WHAT YOU ARE ASKED TO DO:
Each record has to be repeated exactly as given.

INFORMATION GIVEN:

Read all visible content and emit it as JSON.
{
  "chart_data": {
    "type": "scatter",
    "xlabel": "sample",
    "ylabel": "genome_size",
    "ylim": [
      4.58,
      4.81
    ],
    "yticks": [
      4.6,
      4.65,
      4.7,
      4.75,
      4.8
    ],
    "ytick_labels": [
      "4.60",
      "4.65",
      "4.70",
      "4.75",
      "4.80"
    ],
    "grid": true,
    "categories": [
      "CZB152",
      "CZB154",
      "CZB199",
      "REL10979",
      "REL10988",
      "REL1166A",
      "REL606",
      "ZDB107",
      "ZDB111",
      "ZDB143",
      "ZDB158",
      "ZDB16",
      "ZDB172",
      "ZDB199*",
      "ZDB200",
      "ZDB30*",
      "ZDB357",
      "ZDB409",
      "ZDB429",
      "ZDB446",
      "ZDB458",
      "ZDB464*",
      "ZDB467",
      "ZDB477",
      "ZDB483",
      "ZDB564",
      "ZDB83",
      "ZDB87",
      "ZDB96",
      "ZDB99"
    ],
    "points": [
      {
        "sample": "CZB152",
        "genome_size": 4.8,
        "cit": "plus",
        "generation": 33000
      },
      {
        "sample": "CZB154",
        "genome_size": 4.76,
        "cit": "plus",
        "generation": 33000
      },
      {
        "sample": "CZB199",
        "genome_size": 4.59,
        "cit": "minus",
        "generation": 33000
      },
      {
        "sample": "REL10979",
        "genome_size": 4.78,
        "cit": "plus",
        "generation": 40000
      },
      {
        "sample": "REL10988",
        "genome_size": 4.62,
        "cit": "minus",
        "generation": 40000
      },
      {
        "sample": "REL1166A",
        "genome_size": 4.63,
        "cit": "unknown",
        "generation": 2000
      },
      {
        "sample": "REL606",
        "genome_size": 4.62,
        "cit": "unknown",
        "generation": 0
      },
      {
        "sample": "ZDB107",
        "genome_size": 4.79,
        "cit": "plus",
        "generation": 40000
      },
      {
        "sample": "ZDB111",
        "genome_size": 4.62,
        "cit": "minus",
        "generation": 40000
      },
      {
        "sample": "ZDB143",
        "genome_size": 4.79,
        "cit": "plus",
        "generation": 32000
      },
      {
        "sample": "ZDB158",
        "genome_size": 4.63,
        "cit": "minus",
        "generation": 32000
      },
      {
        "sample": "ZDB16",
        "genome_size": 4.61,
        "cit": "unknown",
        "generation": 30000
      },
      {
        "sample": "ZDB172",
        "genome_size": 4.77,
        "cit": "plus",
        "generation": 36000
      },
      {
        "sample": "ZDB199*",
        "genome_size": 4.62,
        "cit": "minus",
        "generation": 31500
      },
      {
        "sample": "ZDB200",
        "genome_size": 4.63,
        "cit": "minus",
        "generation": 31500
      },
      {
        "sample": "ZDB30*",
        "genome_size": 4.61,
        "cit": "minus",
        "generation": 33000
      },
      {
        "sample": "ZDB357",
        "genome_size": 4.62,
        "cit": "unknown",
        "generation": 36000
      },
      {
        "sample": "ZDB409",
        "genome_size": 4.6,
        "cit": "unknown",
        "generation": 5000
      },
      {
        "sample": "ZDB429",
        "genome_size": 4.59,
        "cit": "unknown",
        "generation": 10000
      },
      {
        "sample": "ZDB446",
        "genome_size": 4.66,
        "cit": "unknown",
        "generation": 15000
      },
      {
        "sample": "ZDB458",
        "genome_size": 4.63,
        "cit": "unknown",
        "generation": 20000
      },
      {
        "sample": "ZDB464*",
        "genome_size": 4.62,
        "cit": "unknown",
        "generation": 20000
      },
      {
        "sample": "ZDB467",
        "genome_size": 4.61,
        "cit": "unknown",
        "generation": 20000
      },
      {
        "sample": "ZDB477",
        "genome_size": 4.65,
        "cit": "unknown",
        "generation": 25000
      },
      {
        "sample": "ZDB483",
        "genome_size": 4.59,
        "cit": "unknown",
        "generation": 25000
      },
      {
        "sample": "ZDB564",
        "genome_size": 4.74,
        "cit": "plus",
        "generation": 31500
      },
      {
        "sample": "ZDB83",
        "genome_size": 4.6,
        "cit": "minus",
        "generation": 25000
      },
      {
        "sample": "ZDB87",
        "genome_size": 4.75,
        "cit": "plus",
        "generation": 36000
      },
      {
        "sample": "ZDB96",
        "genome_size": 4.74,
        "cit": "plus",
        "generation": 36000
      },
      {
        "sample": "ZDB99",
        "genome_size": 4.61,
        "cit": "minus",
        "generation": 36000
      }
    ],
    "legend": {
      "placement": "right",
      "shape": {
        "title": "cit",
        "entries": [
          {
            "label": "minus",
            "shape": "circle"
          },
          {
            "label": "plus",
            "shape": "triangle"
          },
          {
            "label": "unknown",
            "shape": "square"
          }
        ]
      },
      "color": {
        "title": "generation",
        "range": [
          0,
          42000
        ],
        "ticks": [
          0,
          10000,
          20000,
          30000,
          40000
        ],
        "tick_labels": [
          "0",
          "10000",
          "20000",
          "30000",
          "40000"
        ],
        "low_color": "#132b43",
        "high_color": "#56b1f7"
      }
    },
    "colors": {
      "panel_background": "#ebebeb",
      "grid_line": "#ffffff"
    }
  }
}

EXERCISE OUTPUT:
Read all visible content and emit it as JSON.
{
  "chart_data": {
    "type": "scatter",
    "xlabel": "sample",
    "ylabel": "genome_size",
    "ylim": [
      4.58,
      4.81
    ],
    "yticks": [
      4.6,
      4.65,
      4.7,
      4.75,
      4.8
    ],
    "ytick_labels": [
      "4.60",
      "4.65",
      "4.70",
      "4.75",
      "4.80"
    ],
    "grid": true,
    "categories": [
      "CZB152",
      "CZB154",
      "CZB199",
      "REL10979",
      "REL10988",
      "REL1166A",
      "REL606",
      "ZDB107",
      "ZDB111",
      "ZDB143",
      "ZDB158",
      "ZDB16",
      "ZDB172",
      "ZDB199*",
      "ZDB200",
      "ZDB30*",
      "ZDB357",
      "ZDB409",
      "ZDB429",
      "ZDB446",
      "ZDB458",
      "ZDB464*",
      "ZDB467",
      "ZDB477",
      "ZDB483",
      "ZDB564",
      "ZDB83",
      "ZDB87",
      "ZDB96",
      "ZDB99"
    ],
    "points": [
      {
        "sample": "CZB152",
        "genome_size": 4.8,
        "cit": "plus",
        "generation": 33000
      },
      {
        "sample": "CZB154",
        "genome_size": 4.76,
        "cit": "plus",
        "generation": 33000
      },
      {
        "sample": "CZB199",
        "genome_size": 4.59,
        "cit": "minus",
        "generation": 33000
      },
      {
        "sample": "REL10979",
        "genome_size": 4.78,
        "cit": "plus",
        "generation": 40000
      },
      {
        "sample": "REL10988",
        "genome_size": 4.62,
        "cit": "minus",
        "generation": 40000
      },
      {
        "sample": "REL1166A",
        "genome_size": 4.63,
        "cit": "unknown",
        "generation": 2000
      },
      {
        "sample": "REL606",
        "genome_size": 4.62,
        "cit": "unknown",
        "generation": 0
      },
      {
        "sample": "ZDB107",
        "genome_size": 4.79,
        "cit": "plus",
        "generation": 40000
      },
      {
        "sample": "ZDB111",
        "genome_size": 4.62,
        "cit": "minus",
        "generation": 40000
      },
      {
        "sample": "ZDB143",
        "genome_size": 4.79,
        "cit": "plus",
        "generation": 32000
      },
      {
        "sample": "ZDB158",
        "genome_size": 4.63,
        "cit": "minus",
        "generation": 32000
      },
      {
        "sample": "ZDB16",
        "genome_size": 4.61,
        "cit": "unknown",
        "generation": 30000
      },
      {
        "sample": "ZDB172",
        "genome_size": 4.77,
        "cit": "plus",
        "generation": 36000
      },
      {
        "sample": "ZDB199*",
        "genome_size": 4.62,
        "cit": "minus",
        "generation": 31500
      },
      {
        "sample": "ZDB200",
        "genome_size": 4.63,
        "cit": "minus",
        "generation": 31500
      },
      {
        "sample": "ZDB30*",
        "genome_size": 4.61,
        "cit": "minus",
        "generation": 33000
      },
      {
        "sample": "ZDB357",
        "genome_size": 4.62,
        "cit": "unknown",
        "generation": 36000
      },
      {
        "sample": "ZDB409",
        "genome_size": 4.6,
        "cit": "unknown",
        "generation": 5000
      },
      {
        "sample": "ZDB429",
        "genome_size": 4.59,
        "cit": "unknown",
        "generation": 10000
      },
      {
        "sample": "ZDB446",
        "genome_size": 4.66,
        "cit": "unknown",
        "generation": 15000
      },
      {
        "sample": "ZDB458",
        "genome_size": 4.63,
        "cit": "unknown",
        "generation": 20000
      },
      {
        "sample": "ZDB464*",
        "genome_size": 4.62,
        "cit": "unknown",
        "generation": 20000
      },
      {
        "sample": "ZDB467",
        "genome_size": 4.61,
        "cit": "unknown",
        "generation": 20000
      },
      {
        "sample": "ZDB477",
        "genome_size": 4.65,
        "cit": "unknown",
        "generation": 25000
      },
      {
        "sample": "ZDB483",
        "genome_size": 4.59,
        "cit": "unknown",
        "generation": 25000
      },
      {
        "sample": "ZDB564",
        "genome_size": 4.74,
        "cit": "plus",
        "generation": 31500
      },
      {
        "sample": "ZDB83",
        "genome_size": 4.6,
        "cit": "minus",
        "generation": 25000
      },
      {
        "sample": "ZDB87",
        "genome_size": 4.75,
        "cit": "plus",
        "generation": 36000
      },
      {
        "sample": "ZDB96",
        "genome_size": 4.74,
        "cit": "plus",
        "generation": 36000
      },
      {
        "sample": "ZDB99",
        "genome_size": 4.61,
        "cit": "minus",
        "generation": 36000
      }
    ],
    "legend": {
      "placement": "right",
      "shape": {
        "title": "cit",
        "entries": [
          {
            "label": "minus",
            "shape": "circle"
          },
          {
            "label": "plus",
            "shape": "triangle"
          },
          {
            "label": "unknown",
            "shape": "square"
          }
        ]
      },
      "color": {
        "title": "generation",
        "range": [
          0,
          42000
        ],
        "ticks": [
          0,
          10000,
          20000,
          30000,
          40000
        ],
        "tick_labels": [
          "0",
          "10000",
          "20000",
          "30000",
          "40000"
        ],
        "low_color": "#132b43",
        "high_color": "#56b1f7"
      }
    },
    "colors": {
      "panel_background": "#ebebeb",
      "grid_line": "#ffffff"
    }
  }
}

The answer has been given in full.